■ Your objective ■
Copy the lines below verbatim, but only from the line containing "What does this" through the end of the data.

■ The records ■
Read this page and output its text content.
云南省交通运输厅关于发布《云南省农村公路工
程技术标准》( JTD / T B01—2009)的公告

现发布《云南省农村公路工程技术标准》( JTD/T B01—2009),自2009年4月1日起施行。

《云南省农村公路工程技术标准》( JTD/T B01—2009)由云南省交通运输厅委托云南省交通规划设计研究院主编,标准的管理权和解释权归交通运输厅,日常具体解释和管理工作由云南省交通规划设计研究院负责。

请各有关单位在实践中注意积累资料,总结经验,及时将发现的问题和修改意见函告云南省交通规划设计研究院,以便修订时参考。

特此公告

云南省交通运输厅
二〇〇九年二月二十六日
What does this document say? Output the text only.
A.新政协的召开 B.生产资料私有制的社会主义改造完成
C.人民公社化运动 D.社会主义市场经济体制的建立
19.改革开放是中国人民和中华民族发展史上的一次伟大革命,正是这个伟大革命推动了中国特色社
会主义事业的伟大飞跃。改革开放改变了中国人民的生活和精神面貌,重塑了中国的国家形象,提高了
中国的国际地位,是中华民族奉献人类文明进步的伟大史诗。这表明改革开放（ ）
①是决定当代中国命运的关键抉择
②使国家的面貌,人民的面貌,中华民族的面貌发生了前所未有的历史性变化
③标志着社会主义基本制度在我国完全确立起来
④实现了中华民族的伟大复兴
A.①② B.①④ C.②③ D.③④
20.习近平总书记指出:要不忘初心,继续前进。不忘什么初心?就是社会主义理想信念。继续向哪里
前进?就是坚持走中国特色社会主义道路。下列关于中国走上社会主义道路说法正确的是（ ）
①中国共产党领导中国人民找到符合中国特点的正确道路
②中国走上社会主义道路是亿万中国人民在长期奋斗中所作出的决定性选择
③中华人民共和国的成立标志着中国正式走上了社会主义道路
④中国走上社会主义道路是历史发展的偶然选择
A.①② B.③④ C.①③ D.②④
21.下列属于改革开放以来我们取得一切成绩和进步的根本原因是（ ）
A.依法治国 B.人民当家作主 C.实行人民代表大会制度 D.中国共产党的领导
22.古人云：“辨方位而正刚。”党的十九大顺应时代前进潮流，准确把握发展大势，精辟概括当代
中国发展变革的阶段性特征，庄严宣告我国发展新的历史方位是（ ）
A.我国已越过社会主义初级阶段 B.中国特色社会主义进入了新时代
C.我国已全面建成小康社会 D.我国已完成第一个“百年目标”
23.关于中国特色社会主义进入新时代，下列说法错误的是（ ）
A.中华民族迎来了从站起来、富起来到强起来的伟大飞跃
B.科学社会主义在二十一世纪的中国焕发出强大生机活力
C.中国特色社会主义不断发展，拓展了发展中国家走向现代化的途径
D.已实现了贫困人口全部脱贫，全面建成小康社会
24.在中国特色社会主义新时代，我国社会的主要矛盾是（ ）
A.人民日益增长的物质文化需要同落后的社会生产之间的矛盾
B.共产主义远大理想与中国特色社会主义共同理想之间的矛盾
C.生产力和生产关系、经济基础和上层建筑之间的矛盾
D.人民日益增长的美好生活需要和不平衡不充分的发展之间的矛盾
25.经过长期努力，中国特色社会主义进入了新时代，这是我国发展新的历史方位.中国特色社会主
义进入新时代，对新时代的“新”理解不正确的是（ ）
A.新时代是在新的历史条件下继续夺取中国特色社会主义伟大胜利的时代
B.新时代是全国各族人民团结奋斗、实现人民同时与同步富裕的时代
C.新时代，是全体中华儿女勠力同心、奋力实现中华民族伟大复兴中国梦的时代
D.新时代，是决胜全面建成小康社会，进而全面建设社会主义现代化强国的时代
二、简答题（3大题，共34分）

■ Answer ■
What does this document say? Output the text only.
A.新政协的召开 B.生产资料私有制的社会主义改造完成
C.人民公社化运动 D.社会主义市场经济体制的建立
19.改革开放是中国人民和中华民族发展史上的一次伟大革命,正是这个伟大革命推动了中国特色社
会主义事业的伟大飞跃。改革开放改变了中国人民的生活和精神面貌,重塑了中国的国家形象,提高了
中国的国际地位,是中华民族奉献人类文明进步的伟大史诗。这表明改革开放（ ）
①是决定当代中国命运的关键抉择
②使国家的面貌,人民的面貌,中华民族的面貌发生了前所未有的历史性变化
③标志着社会主义基本制度在我国完全确立起来
④实现了中华民族的伟大复兴
A.①② B.①④ C.②③ D.③④
20.习近平总书记指出:要不忘初心,继续前进。不忘什么初心?就是社会主义理想信念。继续向哪里
前进?就是坚持走中国特色社会主义道路。下列关于中国走上社会主义道路说法正确的是（ ）
①中国共产党领导中国人民找到符合中国特点的正确道路
②中国走上社会主义道路是亿万中国人民在长期奋斗中所作出的决定性选择
③中华人民共和国的成立标志着中国正式走上了社会主义道路
④中国走上社会主义道路是历史发展的偶然选择
A.①② B.③④ C.①③ D.②④
21.下列属于改革开放以来我们取得一切成绩和进步的根本原因是（ ）
A.依法治国 B.人民当家作主 C.实行人民代表大会制度 D.中国共产党的领导
22.古人云：“辨方位而正刚。”党的十九大顺应时代前进潮流，准确把握发展大势，精辟概括当代
中国发展变革的阶段性特征，庄严宣告我国发展新的历史方位是（ ）
A.我国已越过社会主义初级阶段 B.中国特色社会主义进入了新时代
C.我国已全面建成小康社会 D.我国已完成第一个“百年目标”
23.关于中国特色社会主义进入新时代，下列说法错误的是（ ）
A.中华民族迎来了从站起来、富起来到强起来的伟大飞跃
B.科学社会主义在二十一世纪的中国焕发出强大生机活力
C.中国特色社会主义不断发展，拓展了发展中国家走向现代化的途径
D.已实现了贫困人口全部脱贫，全面建成小康社会
24.在中国特色社会主义新时代，我国社会的主要矛盾是（ ）
A.人民日益增长的物质文化需要同落后的社会生产之间的矛盾
B.共产主义远大理想与中国特色社会主义共同理想之间的矛盾
C.生产力和生产关系、经济基础和上层建筑之间的矛盾
D.人民日益增长的美好生活需要和不平衡不充分的发展之间的矛盾
25.经过长期努力，中国特色社会主义进入了新时代，这是我国发展新的历史方位.中国特色社会主
义进入新时代，对新时代的“新”理解不正确的是（ ）
A.新时代是在新的历史条件下继续夺取中国特色社会主义伟大胜利的时代
B.新时代是全国各族人民团结奋斗、实现人民同时与同步富裕的时代
C.新时代，是全体中华儿女勠力同心、奋力实现中华民族伟大复兴中国梦的时代
D.新时代，是决胜全面建成小康社会，进而全面建设社会主义现代化强国的时代
二、简答题（3大题，共34分）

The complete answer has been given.